**THE DATA**
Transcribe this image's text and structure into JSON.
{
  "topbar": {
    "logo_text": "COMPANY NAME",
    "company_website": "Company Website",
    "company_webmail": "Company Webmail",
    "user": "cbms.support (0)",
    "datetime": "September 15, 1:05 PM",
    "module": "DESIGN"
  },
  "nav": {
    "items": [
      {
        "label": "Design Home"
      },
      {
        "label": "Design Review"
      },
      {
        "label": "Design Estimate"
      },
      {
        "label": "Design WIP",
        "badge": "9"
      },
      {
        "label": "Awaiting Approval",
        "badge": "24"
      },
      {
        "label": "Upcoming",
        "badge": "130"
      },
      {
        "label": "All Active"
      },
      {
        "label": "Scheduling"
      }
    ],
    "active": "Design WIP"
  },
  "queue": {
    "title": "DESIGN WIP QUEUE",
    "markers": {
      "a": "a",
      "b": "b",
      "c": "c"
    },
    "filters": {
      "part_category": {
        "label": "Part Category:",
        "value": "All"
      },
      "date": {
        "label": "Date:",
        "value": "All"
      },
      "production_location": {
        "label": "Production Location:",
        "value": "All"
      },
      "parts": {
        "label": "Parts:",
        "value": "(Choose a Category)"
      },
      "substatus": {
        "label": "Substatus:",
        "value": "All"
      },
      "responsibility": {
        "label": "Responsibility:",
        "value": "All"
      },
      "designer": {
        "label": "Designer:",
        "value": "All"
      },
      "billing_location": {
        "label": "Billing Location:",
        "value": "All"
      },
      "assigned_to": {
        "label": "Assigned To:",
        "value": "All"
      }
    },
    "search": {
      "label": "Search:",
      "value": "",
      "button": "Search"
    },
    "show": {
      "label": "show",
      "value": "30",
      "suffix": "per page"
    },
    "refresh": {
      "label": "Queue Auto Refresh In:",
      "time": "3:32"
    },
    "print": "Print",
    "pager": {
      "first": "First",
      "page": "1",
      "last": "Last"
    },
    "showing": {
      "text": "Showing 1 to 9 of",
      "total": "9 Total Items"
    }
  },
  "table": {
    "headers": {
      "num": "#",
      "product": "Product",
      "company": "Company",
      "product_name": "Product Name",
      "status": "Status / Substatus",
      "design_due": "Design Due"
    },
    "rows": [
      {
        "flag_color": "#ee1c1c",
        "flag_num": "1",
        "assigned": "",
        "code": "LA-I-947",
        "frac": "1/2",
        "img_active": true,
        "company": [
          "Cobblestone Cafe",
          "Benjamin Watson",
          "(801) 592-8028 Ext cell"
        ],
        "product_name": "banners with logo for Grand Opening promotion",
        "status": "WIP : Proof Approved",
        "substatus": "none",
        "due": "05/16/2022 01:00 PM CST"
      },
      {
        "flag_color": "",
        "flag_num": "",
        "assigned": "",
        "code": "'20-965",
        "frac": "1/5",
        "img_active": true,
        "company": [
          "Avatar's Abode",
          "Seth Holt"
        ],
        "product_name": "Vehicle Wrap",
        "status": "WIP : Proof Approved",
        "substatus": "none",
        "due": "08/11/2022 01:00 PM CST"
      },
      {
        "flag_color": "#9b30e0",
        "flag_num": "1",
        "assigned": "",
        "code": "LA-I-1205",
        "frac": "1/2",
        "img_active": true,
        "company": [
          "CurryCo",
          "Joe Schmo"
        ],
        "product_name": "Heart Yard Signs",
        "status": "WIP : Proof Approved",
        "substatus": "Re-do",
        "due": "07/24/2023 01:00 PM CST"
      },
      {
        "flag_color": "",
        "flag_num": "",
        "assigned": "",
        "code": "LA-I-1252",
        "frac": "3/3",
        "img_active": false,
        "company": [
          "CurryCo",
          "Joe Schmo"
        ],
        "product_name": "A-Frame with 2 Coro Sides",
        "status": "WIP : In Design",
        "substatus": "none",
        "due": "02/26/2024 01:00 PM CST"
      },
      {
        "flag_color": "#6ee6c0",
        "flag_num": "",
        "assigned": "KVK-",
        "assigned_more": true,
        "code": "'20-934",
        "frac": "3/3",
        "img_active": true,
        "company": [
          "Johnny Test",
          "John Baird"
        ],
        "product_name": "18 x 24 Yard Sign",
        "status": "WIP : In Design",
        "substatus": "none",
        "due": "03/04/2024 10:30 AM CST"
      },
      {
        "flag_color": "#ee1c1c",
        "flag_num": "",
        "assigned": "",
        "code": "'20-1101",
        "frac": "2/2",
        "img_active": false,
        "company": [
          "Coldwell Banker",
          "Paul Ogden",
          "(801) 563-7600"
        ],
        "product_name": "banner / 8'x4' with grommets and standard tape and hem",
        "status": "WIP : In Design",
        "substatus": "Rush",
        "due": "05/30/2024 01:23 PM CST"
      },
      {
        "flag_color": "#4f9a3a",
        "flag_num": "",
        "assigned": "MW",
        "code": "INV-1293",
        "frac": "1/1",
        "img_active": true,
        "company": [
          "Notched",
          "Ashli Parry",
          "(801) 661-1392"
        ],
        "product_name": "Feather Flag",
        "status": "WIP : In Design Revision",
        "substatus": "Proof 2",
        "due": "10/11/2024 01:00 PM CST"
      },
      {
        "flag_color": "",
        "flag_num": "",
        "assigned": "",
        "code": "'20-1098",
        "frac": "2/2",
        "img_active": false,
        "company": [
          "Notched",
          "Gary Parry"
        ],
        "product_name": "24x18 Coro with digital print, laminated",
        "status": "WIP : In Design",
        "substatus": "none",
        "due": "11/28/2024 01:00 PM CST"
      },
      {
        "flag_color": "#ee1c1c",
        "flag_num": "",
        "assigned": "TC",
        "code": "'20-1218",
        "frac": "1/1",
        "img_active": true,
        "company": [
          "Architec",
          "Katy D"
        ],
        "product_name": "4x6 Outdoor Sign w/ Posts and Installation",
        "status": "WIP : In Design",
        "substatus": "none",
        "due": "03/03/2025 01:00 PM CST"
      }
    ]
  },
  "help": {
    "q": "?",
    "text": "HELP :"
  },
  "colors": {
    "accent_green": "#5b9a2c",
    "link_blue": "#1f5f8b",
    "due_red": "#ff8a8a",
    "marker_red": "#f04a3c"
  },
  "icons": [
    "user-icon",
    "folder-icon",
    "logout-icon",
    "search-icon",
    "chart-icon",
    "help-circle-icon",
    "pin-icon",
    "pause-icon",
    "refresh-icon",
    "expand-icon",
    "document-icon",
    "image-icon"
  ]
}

**WHAT IS NEEDED**
All of the material above needs to be retyped word for word.

**REPLY TO THE EXERCISE**
Transcribe this image's text and structure into JSON.
{
  "topbar": {
    "logo_text": "COMPANY NAME",
    "company_website": "Company Website",
    "company_webmail": "Company Webmail",
    "user": "cbms.support (0)",
    "datetime": "September 15, 1:05 PM",
    "module": "DESIGN"
  },
  "nav": {
    "items": [
      {
        "label": "Design Home"
      },
      {
        "label": "Design Review"
      },
      {
        "label": "Design Estimate"
      },
      {
        "label": "Design WIP",
        "badge": "9"
      },
      {
        "label": "Awaiting Approval",
        "badge": "24"
      },
      {
        "label": "Upcoming",
        "badge": "130"
      },
      {
        "label": "All Active"
      },
      {
        "label": "Scheduling"
      }
    ],
    "active": "Design WIP"
  },
  "queue": {
    "title": "DESIGN WIP QUEUE",
    "markers": {
      "a": "a",
      "b": "b",
      "c": "c"
    },
    "filters": {
      "part_category": {
        "label": "Part Category:",
        "value": "All"
      },
      "date": {
        "label": "Date:",
        "value": "All"
      },
      "production_location": {
        "label": "Production Location:",
        "value": "All"
      },
      "parts": {
        "label": "Parts:",
        "value": "(Choose a Category)"
      },
      "substatus": {
        "label": "Substatus:",
        "value": "All"
      },
      "responsibility": {
        "label": "Responsibility:",
        "value": "All"
      },
      "designer": {
        "label": "Designer:",
        "value": "All"
      },
      "billing_location": {
        "label": "Billing Location:",
        "value": "All"
      },
      "assigned_to": {
        "label": "Assigned To:",
        "value": "All"
      }
    },
    "search": {
      "label": "Search:",
      "value": "",
      "button": "Search"
    },
    "show": {
      "label": "show",
      "value": "30",
      "suffix": "per page"
    },
    "refresh": {
      "label": "Queue Auto Refresh In:",
      "time": "3:32"
    },
    "print": "Print",
    "pager": {
      "first": "First",
      "page": "1",
      "last": "Last"
    },
    "showing": {
      "text": "Showing 1 to 9 of",
      "total": "9 Total Items"
    }
  },
  "table": {
    "headers": {
      "num": "#",
      "product": "Product",
      "company": "Company",
      "product_name": "Product Name",
      "status": "Status / Substatus",
      "design_due": "Design Due"
    },
    "rows": [
      {
        "flag_color": "#ee1c1c",
        "flag_num": "1",
        "assigned": "",
        "code": "LA-I-947",
        "frac": "1/2",
        "img_active": true,
        "company": [
          "Cobblestone Cafe",
          "Benjamin Watson",
          "(801) 592-8028 Ext cell"
        ],
        "product_name": "banners with logo for Grand Opening promotion",
        "status": "WIP : Proof Approved",
        "substatus": "none",
        "due": "05/16/2022 01:00 PM CST"
      },
      {
        "flag_color": "",
        "flag_num": "",
        "assigned": "",
        "code": "'20-965",
        "frac": "1/5",
        "img_active": true,
        "company": [
          "Avatar's Abode",
          "Seth Holt"
        ],
        "product_name": "Vehicle Wrap",
        "status": "WIP : Proof Approved",
        "substatus": "none",
        "due": "08/11/2022 01:00 PM CST"
      },
      {
        "flag_color": "#9b30e0",
        "flag_num": "1",
        "assigned": "",
        "code": "LA-I-1205",
        "frac": "1/2",
        "img_active": true,
        "company": [
          "CurryCo",
          "Joe Schmo"
        ],
        "product_name": "Heart Yard Signs",
        "status": "WIP : Proof Approved",
        "substatus": "Re-do",
        "due": "07/24/2023 01:00 PM CST"
      },
      {
        "flag_color": "",
        "flag_num": "",
        "assigned": "",
        "code": "LA-I-1252",
        "frac": "3/3",
        "img_active": false,
        "company": [
          "CurryCo",
          "Joe Schmo"
        ],
        "product_name": "A-Frame with 2 Coro Sides",
        "status": "WIP : In Design",
        "substatus": "none",
        "due": "02/26/2024 01:00 PM CST"
      },
      {
        "flag_color": "#6ee6c0",
        "flag_num": "",
        "assigned": "KVK-",
        "assigned_more": true,
        "code": "'20-934",
        "frac": "3/3",
        "img_active": true,
        "company": [
          "Johnny Test",
          "John Baird"
        ],
        "product_name": "18 x 24 Yard Sign",
        "status": "WIP : In Design",
        "substatus": "none",
        "due": "03/04/2024 10:30 AM CST"
      },
      {
        "flag_color": "#ee1c1c",
        "flag_num": "",
        "assigned": "",
        "code": "'20-1101",
        "frac": "2/2",
        "img_active": false,
        "company": [
          "Coldwell Banker",
          "Paul Ogden",
          "(801) 563-7600"
        ],
        "product_name": "banner / 8'x4' with grommets and standard tape and hem",
        "status": "WIP : In Design",
        "substatus": "Rush",
        "due": "05/30/2024 01:23 PM CST"
      },
      {
        "flag_color": "#4f9a3a",
        "flag_num": "",
        "assigned": "MW",
        "code": "INV-1293",
        "frac": "1/1",
        "img_active": true,
        "company": [
          "Notched",
          "Ashli Parry",
          "(801) 661-1392"
        ],
        "product_name": "Feather Flag",
        "status": "WIP : In Design Revision",
        "substatus": "Proof 2",
        "due": "10/11/2024 01:00 PM CST"
      },
      {
        "flag_color": "",
        "flag_num": "",
        "assigned": "",
        "code": "'20-1098",
        "frac": "2/2",
        "img_active": false,
        "company": [
          "Notched",
          "Gary Parry"
        ],
        "product_name": "24x18 Coro with digital print, laminated",
        "status": "WIP : In Design",
        "substatus": "none",
        "due": "11/28/2024 01:00 PM CST"
      },
      {
        "flag_color": "#ee1c1c",
        "flag_num": "",
        "assigned": "TC",
        "code": "'20-1218",
        "frac": "1/1",
        "img_active": true,
        "company": [
          "Architec",
          "Katy D"
        ],
        "product_name": "4x6 Outdoor Sign w/ Posts and Installation",
        "status": "WIP : In Design",
        "substatus": "none",
        "due": "03/03/2025 01:00 PM CST"
      }
    ]
  },
  "help": {
    "q": "?",
    "text": "HELP :"
  },
  "colors": {
    "accent_green": "#5b9a2c",
    "link_blue": "#1f5f8b",
    "due_red": "#ff8a8a",
    "marker_red": "#f04a3c"
  },
  "icons": [
    "user-icon",
    "folder-icon",
    "logout-icon",
    "search-icon",
    "chart-icon",
    "help-circle-icon",
    "pin-icon",
    "pause-icon",
    "refresh-icon",
    "expand-icon",
    "document-icon",
    "image-icon"
  ]
}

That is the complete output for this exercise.